» Data section:

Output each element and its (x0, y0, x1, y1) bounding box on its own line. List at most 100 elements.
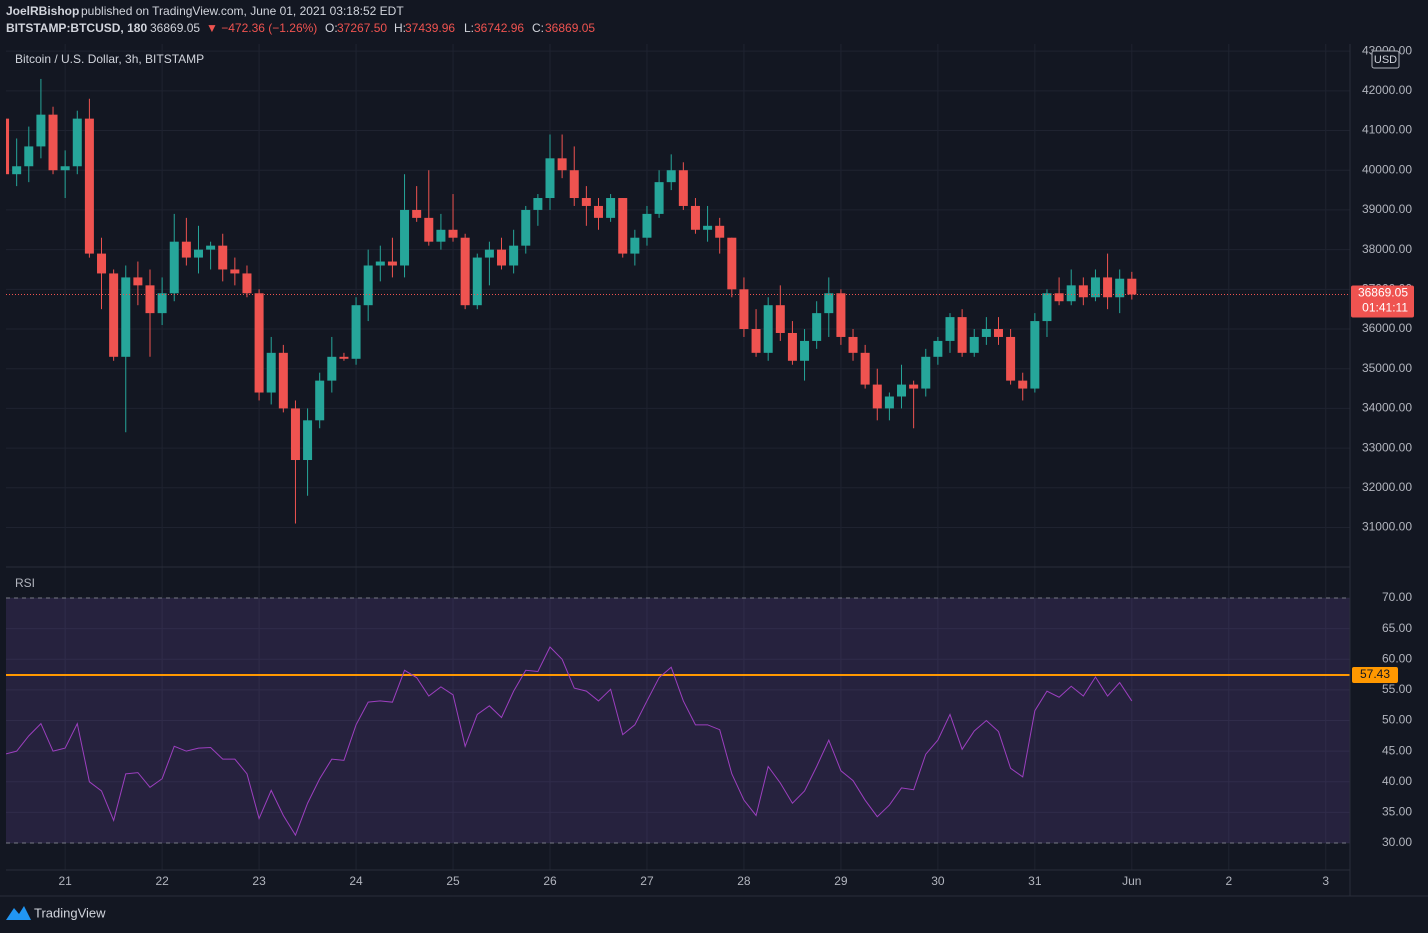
candle-body (448, 229, 458, 238)
candle-body (666, 170, 676, 183)
candle-body (84, 118, 94, 254)
candle-body (218, 245, 228, 270)
candle-body (133, 277, 143, 286)
candle-body (339, 356, 349, 359)
candle-body (824, 293, 834, 314)
candle-body (897, 384, 907, 397)
y-tick-label: 65.00 (1382, 621, 1412, 635)
y-tick-label: 41000.00 (1362, 123, 1412, 137)
candle-body (1066, 285, 1076, 302)
x-tick-label: 29 (834, 874, 848, 888)
candle-body (327, 356, 337, 381)
y-tick-label: 30.00 (1382, 835, 1412, 849)
candle-body (121, 277, 131, 357)
y-tick-label: 70.00 (1382, 590, 1412, 604)
candle-body (1018, 380, 1028, 389)
candle-body (812, 313, 822, 341)
y-tick-label: 33000.00 (1362, 440, 1412, 454)
candle-body (412, 209, 422, 218)
candle-body (593, 205, 603, 218)
rsi-line (6, 646, 1133, 837)
candle-body (230, 269, 240, 274)
candle-body (569, 170, 579, 199)
candle-body (981, 329, 991, 337)
candle-body (436, 229, 446, 242)
candle-body (606, 198, 616, 218)
candle-body (521, 209, 531, 246)
candle-body (654, 182, 664, 214)
candle-body (703, 225, 713, 230)
symbol: BITSTAMP:BTCUSD, 180 (6, 21, 147, 35)
x-tick-label: 27 (640, 874, 654, 888)
price-plot (6, 78, 1350, 524)
candle-body (497, 249, 507, 266)
candle-body (145, 285, 155, 314)
candle-body (351, 305, 361, 359)
candle-body (242, 273, 252, 294)
x-tick-label: 23 (252, 874, 266, 888)
x-tick-label: 31 (1028, 874, 1042, 888)
candle-body (1115, 278, 1125, 298)
candle-body (303, 420, 313, 461)
chart-title: Bitcoin / U.S. Dollar, 3h, BITSTAMP (15, 52, 204, 66)
y-tick-label: 36000.00 (1362, 321, 1412, 335)
candle-body (12, 166, 22, 175)
labels: 31000.00 32000.00 33000.00 34000.00 35000.00… (58, 43, 1414, 888)
candle-body (836, 293, 846, 337)
candle-body (775, 305, 785, 333)
candle-body (909, 384, 919, 389)
candle-body (193, 249, 203, 258)
x-tick-label: 28 (737, 874, 751, 888)
candle-body (266, 352, 276, 393)
candle-body (884, 396, 894, 409)
candle-body (254, 293, 264, 393)
candle-body (97, 253, 107, 274)
candle-body (969, 336, 979, 353)
candle-body (739, 289, 749, 330)
ohlc-value: 37439.96 (405, 21, 455, 35)
candle-body (642, 213, 652, 238)
candle-body (1090, 277, 1100, 298)
candle-body (678, 170, 688, 206)
candle-body (460, 237, 470, 306)
y-tick-label: 42000.00 (1362, 83, 1412, 97)
candle-body (1078, 285, 1088, 298)
candle-body (860, 352, 870, 385)
author: JoelRBishop (6, 4, 79, 18)
ohlc-value: 36742.96 (474, 21, 524, 35)
currency: USD (1374, 54, 1397, 66)
candle-body (557, 158, 567, 171)
x-tick-label: 26 (543, 874, 557, 888)
candle-body (109, 273, 119, 357)
candle-body (945, 317, 955, 341)
candle-body (1030, 321, 1040, 389)
hline-label: 57.43 (1360, 667, 1390, 681)
ohlc-label: C: (532, 21, 544, 35)
y-tick-label: 50.00 (1382, 713, 1412, 727)
candle-body (387, 261, 397, 266)
ohlc-label: H: (394, 21, 406, 35)
ohlc-value: 37267.50 (337, 21, 387, 35)
candle-body (618, 198, 628, 254)
y-tick-label: 39000.00 (1362, 202, 1412, 216)
y-tick-label: 35.00 (1382, 805, 1412, 819)
candle-body (921, 356, 931, 389)
y-tick-label: 55.00 (1382, 682, 1412, 696)
candle-body (278, 352, 288, 409)
candle-body (400, 209, 410, 266)
candle-body (848, 336, 858, 353)
brand: TradingView (34, 905, 106, 920)
candle-body (484, 249, 494, 258)
y-tick-label: 60.00 (1382, 651, 1412, 665)
candle-body (1054, 293, 1064, 302)
x-tick-label: 2 (1225, 874, 1232, 888)
x-tick-label: 3 (1322, 874, 1329, 888)
candle-body (472, 257, 482, 306)
candle-body (48, 114, 58, 171)
y-tick-label: 34000.00 (1362, 401, 1412, 415)
candle-body (993, 329, 1003, 337)
last-price-label: 36869.05 (1358, 286, 1408, 300)
candle-body (727, 237, 737, 290)
rsi-band (6, 598, 1350, 844)
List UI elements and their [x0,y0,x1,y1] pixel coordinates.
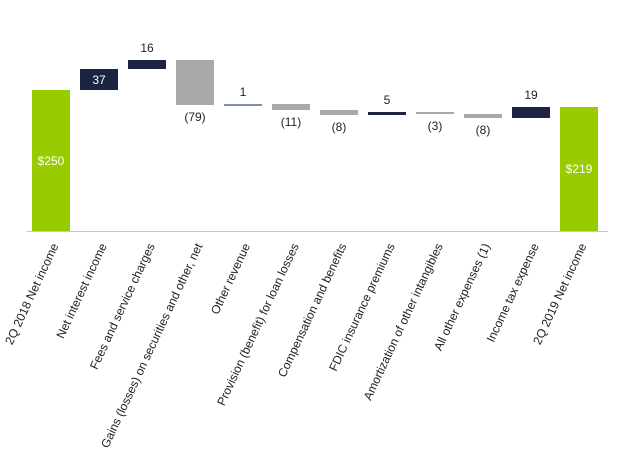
bar-value-label: (11) [280,115,302,130]
bar-value-label: 19 [524,88,538,103]
bar-6 [320,110,358,115]
x-axis-category-label: Other revenue [207,241,254,317]
bar-value-label: (8) [475,123,491,138]
bar-0 [32,90,70,231]
bar-value-label: (79) [184,109,206,124]
bar-7 [368,111,406,115]
bar-value-label: $219 [565,162,593,177]
bar-2 [128,60,166,70]
bar-value-label: $250 [37,153,65,168]
bar-1 [80,69,118,90]
bar-11 [560,107,598,231]
x-axis-category-label: 2Q 2018 Net income [2,241,62,347]
bar-value-label: 1 [239,85,247,100]
bar-value-label: 5 [383,92,391,107]
x-axis-line [27,231,608,232]
bar-4 [224,104,262,106]
bar-value-label: (3) [427,118,443,133]
x-axis-category-label: Income tax expense [483,241,542,345]
bar-10 [512,107,550,119]
bar-value-label: (8) [331,119,347,134]
bar-value-label: 37 [92,72,106,87]
x-axis-category-label: Net interest income [53,241,110,341]
bar-value-label: 16 [140,41,154,56]
x-axis-category-label: Gains (losses) on securities and other, … [98,241,206,451]
x-axis-category-label: Provision (benefit) for loan losses [214,241,302,408]
x-axis-category-label: 2Q 2019 Net income [530,241,590,347]
bar-8 [416,111,454,114]
bar-9 [464,113,502,119]
bar-5 [272,104,310,111]
bar-3 [176,60,214,105]
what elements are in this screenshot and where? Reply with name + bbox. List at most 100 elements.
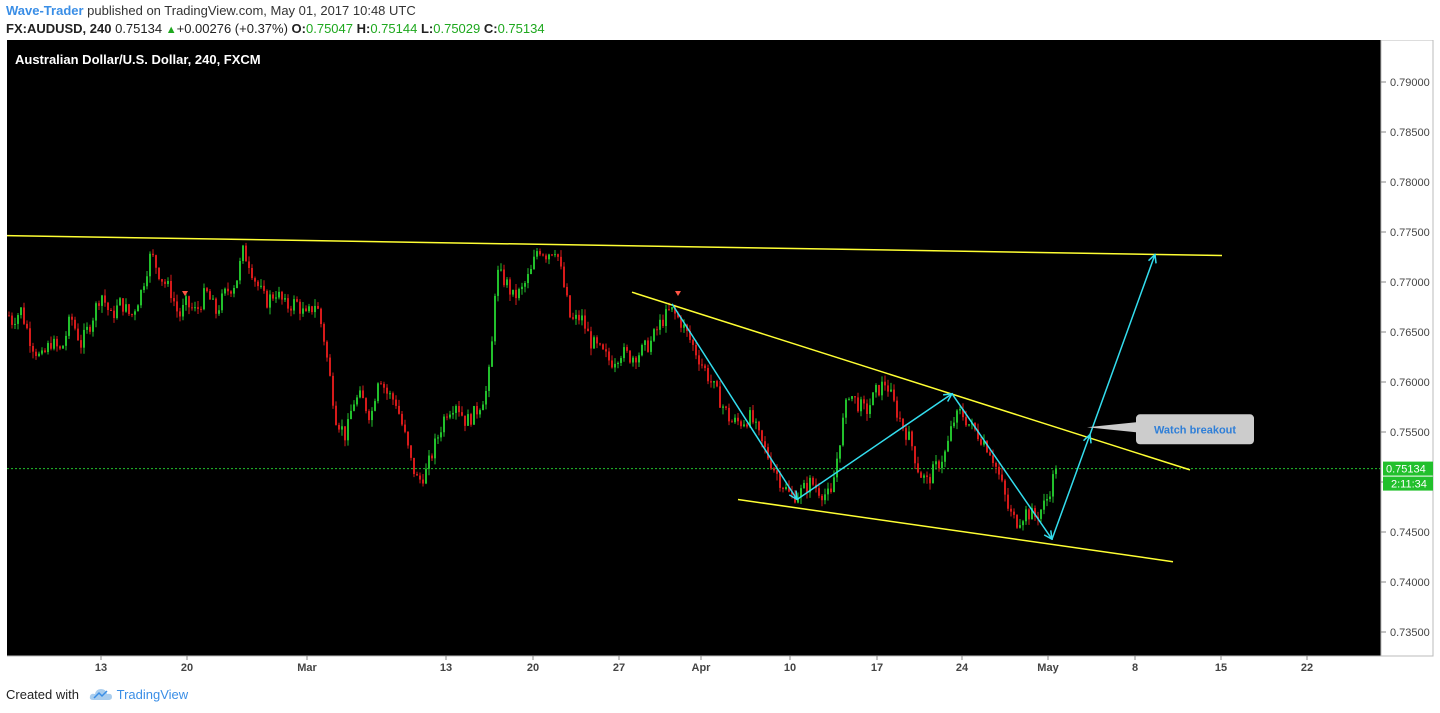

» Task to complete: Reproduce every line of the records above word for word, omitting the pictures.

» Answer for this exercise:
Output each element and its (x0, y0, x1, y1) bounding box on its own line. List at most 100 elements.
candle-body (448, 229, 458, 238)
candle-body (666, 170, 676, 183)
candle-body (84, 118, 94, 254)
candle-body (218, 245, 228, 270)
candle-body (133, 277, 143, 286)
candle-body (339, 356, 349, 359)
candle-body (824, 293, 834, 314)
candle-body (897, 384, 907, 397)
y-tick-label: 65.00 (1382, 621, 1412, 635)
y-tick-label: 41000.00 (1362, 123, 1412, 137)
candle-body (1066, 285, 1076, 302)
x-tick-label: 29 (834, 874, 848, 888)
candle-body (327, 356, 337, 381)
y-tick-label: 30.00 (1382, 835, 1412, 849)
candle-body (121, 277, 131, 357)
y-tick-label: 70.00 (1382, 590, 1412, 604)
candle-body (1018, 380, 1028, 389)
candle-body (812, 313, 822, 341)
y-tick-label: 33000.00 (1362, 440, 1412, 454)
candle-body (412, 209, 422, 218)
candle-body (593, 205, 603, 218)
rsi-line (6, 646, 1133, 837)
candle-body (230, 269, 240, 274)
candle-body (569, 170, 579, 199)
candle-body (981, 329, 991, 337)
candle-body (436, 229, 446, 242)
candle-body (606, 198, 616, 218)
candle-body (521, 209, 531, 246)
candle-body (654, 182, 664, 214)
candle-body (703, 225, 713, 230)
symbol: BITSTAMP:BTCUSD, 180 (6, 21, 147, 35)
x-tick-label: 27 (640, 874, 654, 888)
price-plot (6, 78, 1350, 524)
candle-body (497, 249, 507, 266)
candle-body (145, 285, 155, 314)
candle-body (351, 305, 361, 359)
candle-body (242, 273, 252, 294)
x-tick-label: 23 (252, 874, 266, 888)
x-tick-label: 31 (1028, 874, 1042, 888)
candle-body (1115, 278, 1125, 298)
candle-body (303, 420, 313, 461)
chart-title: Bitcoin / U.S. Dollar, 3h, BITSTAMP (15, 52, 204, 66)
y-tick-label: 36000.00 (1362, 321, 1412, 335)
candle-body (12, 166, 22, 175)
labels: 31000.00 32000.00 33000.00 34000.00 35000.00… (58, 43, 1414, 888)
candle-body (836, 293, 846, 337)
candle-body (775, 305, 785, 333)
candle-body (909, 384, 919, 389)
candle-body (193, 249, 203, 258)
x-tick-label: 28 (737, 874, 751, 888)
candle-body (266, 352, 276, 393)
candle-body (884, 396, 894, 409)
candle-body (254, 293, 264, 393)
candle-body (97, 253, 107, 274)
candle-body (969, 336, 979, 353)
candle-body (739, 289, 749, 330)
ohlc-value: 37439.96 (405, 21, 455, 35)
candle-body (642, 213, 652, 238)
candle-body (1090, 277, 1100, 298)
candle-body (678, 170, 688, 206)
candle-body (460, 237, 470, 306)
y-tick-label: 42000.00 (1362, 83, 1412, 97)
candle-body (1078, 285, 1088, 298)
candle-body (860, 352, 870, 385)
author: JoelRBishop (6, 4, 79, 18)
ohlc-value: 36742.96 (474, 21, 524, 35)
currency: USD (1374, 54, 1397, 66)
candle-body (557, 158, 567, 171)
x-tick-label: 26 (543, 874, 557, 888)
candle-body (109, 273, 119, 357)
candle-body (945, 317, 955, 341)
candle-body (1030, 321, 1040, 389)
hline-label: 57.43 (1360, 667, 1390, 681)
ohlc-label: C: (532, 21, 544, 35)
y-tick-label: 50.00 (1382, 713, 1412, 727)
candle-body (387, 261, 397, 266)
ohlc-label: H: (394, 21, 406, 35)
ohlc-value: 37267.50 (337, 21, 387, 35)
candle-body (618, 198, 628, 254)
y-tick-label: 39000.00 (1362, 202, 1412, 216)
y-tick-label: 35.00 (1382, 805, 1412, 819)
candle-body (921, 356, 931, 389)
y-tick-label: 55.00 (1382, 682, 1412, 696)
candle-body (278, 352, 288, 409)
candle-body (400, 209, 410, 266)
candle-body (848, 336, 858, 353)
brand: TradingView (34, 905, 106, 920)
candle-body (484, 249, 494, 258)
y-tick-label: 60.00 (1382, 651, 1412, 665)
candle-body (1054, 293, 1064, 302)
x-tick-label: 2 (1225, 874, 1232, 888)
x-tick-label: 3 (1322, 874, 1329, 888)
candle-body (472, 257, 482, 306)
candle-body (48, 114, 58, 171)
y-tick-label: 34000.00 (1362, 401, 1412, 415)
candle-body (993, 329, 1003, 337)
last-price-label: 36869.05 (1358, 286, 1408, 300)
candle-body (727, 237, 737, 290)
rsi-band (6, 598, 1350, 844)
List UI elements and their [x0,y0,x1,y1] pixel coordinates.
bar-value-label: (11) [280,115,302,130]
bar-value-label: 19 [524,88,538,103]
bar-6 [320,110,358,115]
x-axis-category-label: Other revenue [207,241,254,317]
bar-value-label: (8) [475,123,491,138]
bar-0 [32,90,70,231]
bar-value-label: (79) [184,109,206,124]
bar-7 [368,111,406,115]
bar-value-label: $219 [565,162,593,177]
bar-2 [128,60,166,70]
bar-value-label: $250 [37,153,65,168]
bar-1 [80,69,118,90]
bar-11 [560,107,598,231]
x-axis-category-label: 2Q 2018 Net income [2,241,62,347]
bar-value-label: 1 [239,85,247,100]
bar-value-label: 5 [383,92,391,107]
x-axis-line [27,231,608,232]
bar-4 [224,104,262,106]
bar-value-label: (3) [427,118,443,133]
x-axis-category-label: Income tax expense [483,241,542,345]
bar-10 [512,107,550,119]
bar-value-label: (8) [331,119,347,134]
bar-value-label: 37 [92,72,106,87]
x-axis-category-label: Net interest income [53,241,110,341]
bar-value-label: 16 [140,41,154,56]
x-axis-category-label: Gains (losses) on securities and other, … [98,241,206,451]
x-axis-category-label: Provision (benefit) for loan losses [214,241,302,408]
x-axis-category-label: 2Q 2019 Net income [530,241,590,347]
bar-8 [416,111,454,114]
bar-9 [464,113,502,119]
bar-5 [272,104,310,111]
bar-3 [176,60,214,105]
what elements are in this screenshot and where? Reply with name + bbox. List at most 100 elements.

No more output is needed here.